[START]

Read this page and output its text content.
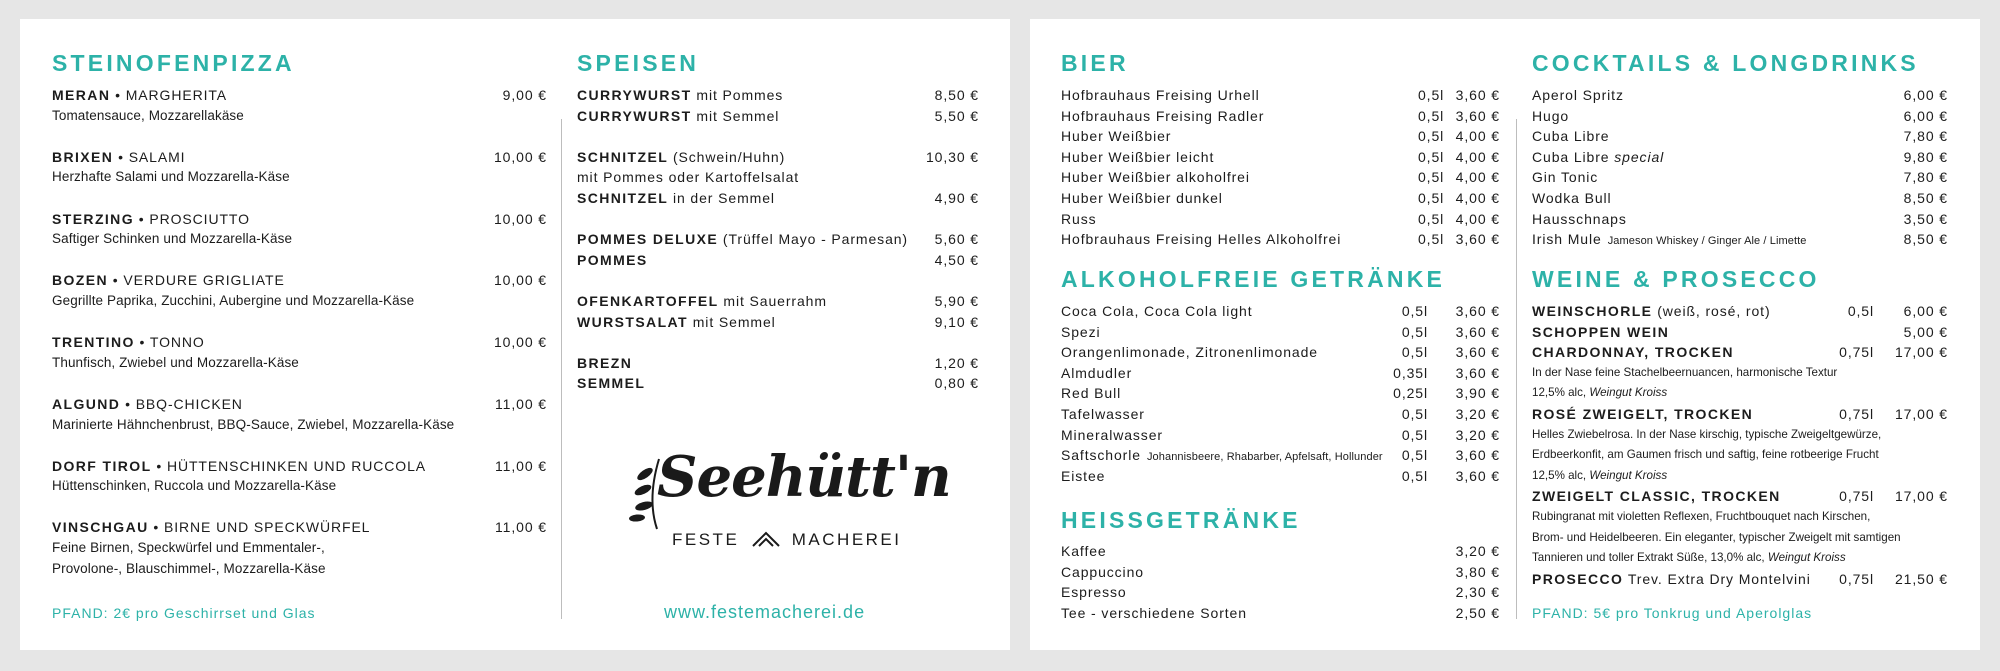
STEINOFENPIZZA
MERAN • MARGHERITA	9,00 €
Tomatensauce, Mozzarellakäse
BRIXEN • SALAMI	10,00 €
Herzhafte Salami und Mozzarella-Käse
STERZING • PROSCIUTTO	10,00 €
Saftiger Schinken und Mozzarella-Käse
BOZEN • VERDURE GRIGLIATE	10,00 €
Gegrillte Paprika, Zucchini, Aubergine und Mozzarella-Käse
TRENTINO • TONNO	10,00 €
Thunfisch, Zwiebel und Mozzarella-Käse
ALGUND • BBQ-CHICKEN	11,00 €
Marinierte Hähnchenbrust, BBQ-Sauce, Zwiebel, Mozzarella-Käse
DORF TIROL • HÜTTENSCHINKEN UND RUCCOLA	11,00 €
Hüttenschinken, Ruccola und Mozzarella-Käse
VINSCHGAU • BIRNE UND SPECKWÜRFEL	11,00 €
Feine Birnen, Speckwürfel und Emmentaler-,
Provolone-, Blauschimmel-, Mozzarella-Käse
PFAND: 2€ pro Geschirrset und Glas
SPEISEN
CURRYWURST mit Pommes	8,50 €
CURRYWURST mit Semmel	5,50 €
SCHNITZEL (Schwein/Huhn)	10,30 €
mit Pommes oder Kartoffelsalat
SCHNITZEL in der Semmel	4,90 €
POMMES DELUXE (Trüffel Mayo - Parmesan) 5,60 €
POMMES	4,50 €
OFENKARTOFFEL mit Sauerrahm	5,90 €
WURSTSALAT mit Semmel	9,10 €
BREZN	1,20 €
SEMMEL	0,80 €
Seehütt'n
FESTE	MACHEREI
www.festemacherei.de
BIER
Hofbrauhaus Freising Urhell	0,5l 3,60 €
Hofbrauhaus Freising Radler	0,5l 3,60 €
Huber Weißbier	0,5l 4,00 €
Huber Weißbier leicht	0,5l 4,00 €
Huber Weißbier alkoholfrei	0,5l 4,00 €
Huber Weißbier dunkel	0,5l 4,00 €
Russ	0,5l 4,00 €
Hofbrauhaus Freising Helles Alkoholfrei	0,5l 3,60 €
ALKOHOLFREIE GETRÄNKE
Coca Cola, Coca Cola light	0,5l 3,60 €
Spezi	0,5l 3,60 €
Orangenlimonade, Zitronenlimonade	0,5l 3,60 €
Almdudler	0,35l 3,60 €
Red Bull	0,25l 3,90 €
Tafelwasser	0,5l 3,20 €
Mineralwasser	0,5l 3,20 €
Saftschorle Johannisbeere, Rhabarber, Apfelsaft, Hollunder 0,5l 3,60 €
Eistee	0,5l 3,60 €
HEISSGETRÄNKE
Kaffee	3,20 €
Cappuccino	3,80 €
Espresso	2,30 €
Tee - verschiedene Sorten	2,50 €
COCKTAILS & LONGDRINKS
Aperol Spritz	6,00 €
Hugo	6,00 €
Cuba Libre	7,80 €
Cuba Libre special	9,80 €
Gin Tonic	7,80 €
Wodka Bull	8,50 €
Hausschnaps	3,50 €
Irish Mule Jameson Whiskey / Ginger Ale / Limette	8,50 €
WEINE & PROSECCO
WEINSCHORLE (weiß, rosé, rot)	0,5l 6,00 €
SCHOPPEN WEIN	5,00 €
CHARDONNAY, TROCKEN	0,75l 17,00 €
In der Nase feine Stachelbeernuancen, harmonische Textur
12,5% alc, Weingut Kroiss
ROSÉ ZWEIGELT, TROCKEN	0,75l 17,00 €
Helles Zwiebelrosa. In der Nase kirschig, typische Zweigeltgewürze,
Erdbeerkonfit, am Gaumen frisch und saftig, feine rotbeerige Frucht
12,5% alc, Weingut Kroiss
ZWEIGELT CLASSIC, TROCKEN	0,75l 17,00 €
Rubingranat mit violetten Reflexen, Fruchtbouquet nach Kirschen,
Brom- und Heidelbeeren. Ein eleganter, typischer Zweigelt mit samtigen
Tannieren und toller Extrakt Süße, 13,0% alc, Weingut Kroiss
PROSECCO Trev. Extra Dry Montelvini 0,75l 21,50 €
PFAND: 5€ pro Tonkrug und Aperolglas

[END]

Leave the pictures out, and transcribe each of the records exactly.

The completed task.
Read this page and output its text content.
STEINOFENPIZZA
MERAN • MARGHERITA	9,00 €
Tomatensauce, Mozzarellakäse
BRIXEN • SALAMI	10,00 €
Herzhafte Salami und Mozzarella-Käse
STERZING • PROSCIUTTO	10,00 €
Saftiger Schinken und Mozzarella-Käse
BOZEN • VERDURE GRIGLIATE	10,00 €
Gegrillte Paprika, Zucchini, Aubergine und Mozzarella-Käse
TRENTINO • TONNO	10,00 €
Thunfisch, Zwiebel und Mozzarella-Käse
ALGUND • BBQ-CHICKEN	11,00 €
Marinierte Hähnchenbrust, BBQ-Sauce, Zwiebel, Mozzarella-Käse
DORF TIROL • HÜTTENSCHINKEN UND RUCCOLA	11,00 €
Hüttenschinken, Ruccola und Mozzarella-Käse
VINSCHGAU • BIRNE UND SPECKWÜRFEL	11,00 €
Feine Birnen, Speckwürfel und Emmentaler-,
Provolone-, Blauschimmel-, Mozzarella-Käse
PFAND: 2€ pro Geschirrset und Glas
SPEISEN
CURRYWURST mit Pommes	8,50 €
CURRYWURST mit Semmel	5,50 €
SCHNITZEL (Schwein/Huhn)	10,30 €
mit Pommes oder Kartoffelsalat
SCHNITZEL in der Semmel	4,90 €
POMMES DELUXE (Trüffel Mayo - Parmesan) 5,60 €
POMMES	4,50 €
OFENKARTOFFEL mit Sauerrahm	5,90 €
WURSTSALAT mit Semmel	9,10 €
BREZN	1,20 €
SEMMEL	0,80 €
Seehütt'n
FESTE	MACHEREI
www.festemacherei.de
BIER
Hofbrauhaus Freising Urhell	0,5l 3,60 €
Hofbrauhaus Freising Radler	0,5l 3,60 €
Huber Weißbier	0,5l 4,00 €
Huber Weißbier leicht	0,5l 4,00 €
Huber Weißbier alkoholfrei	0,5l 4,00 €
Huber Weißbier dunkel	0,5l 4,00 €
Russ	0,5l 4,00 €
Hofbrauhaus Freising Helles Alkoholfrei	0,5l 3,60 €
ALKOHOLFREIE GETRÄNKE
Coca Cola, Coca Cola light	0,5l 3,60 €
Spezi	0,5l 3,60 €
Orangenlimonade, Zitronenlimonade	0,5l 3,60 €
Almdudler	0,35l 3,60 €
Red Bull	0,25l 3,90 €
Tafelwasser	0,5l 3,20 €
Mineralwasser	0,5l 3,20 €
Saftschorle Johannisbeere, Rhabarber, Apfelsaft, Hollunder 0,5l 3,60 €
Eistee	0,5l 3,60 €
HEISSGETRÄNKE
Kaffee	3,20 €
Cappuccino	3,80 €
Espresso	2,30 €
Tee - verschiedene Sorten	2,50 €
COCKTAILS & LONGDRINKS
Aperol Spritz	6,00 €
Hugo	6,00 €
Cuba Libre	7,80 €
Cuba Libre special	9,80 €
Gin Tonic	7,80 €
Wodka Bull	8,50 €
Hausschnaps	3,50 €
Irish Mule Jameson Whiskey / Ginger Ale / Limette	8,50 €
WEINE & PROSECCO
WEINSCHORLE (weiß, rosé, rot)	0,5l 6,00 €
SCHOPPEN WEIN	5,00 €
CHARDONNAY, TROCKEN	0,75l 17,00 €
In der Nase feine Stachelbeernuancen, harmonische Textur
12,5% alc, Weingut Kroiss
ROSÉ ZWEIGELT, TROCKEN	0,75l 17,00 €
Helles Zwiebelrosa. In der Nase kirschig, typische Zweigeltgewürze,
Erdbeerkonfit, am Gaumen frisch und saftig, feine rotbeerige Frucht
12,5% alc, Weingut Kroiss
ZWEIGELT CLASSIC, TROCKEN	0,75l 17,00 €
Rubingranat mit violetten Reflexen, Fruchtbouquet nach Kirschen,
Brom- und Heidelbeeren. Ein eleganter, typischer Zweigelt mit samtigen
Tannieren und toller Extrakt Süße, 13,0% alc, Weingut Kroiss
PROSECCO Trev. Extra Dry Montelvini 0,75l 21,50 €
PFAND: 5€ pro Tonkrug und Aperolglas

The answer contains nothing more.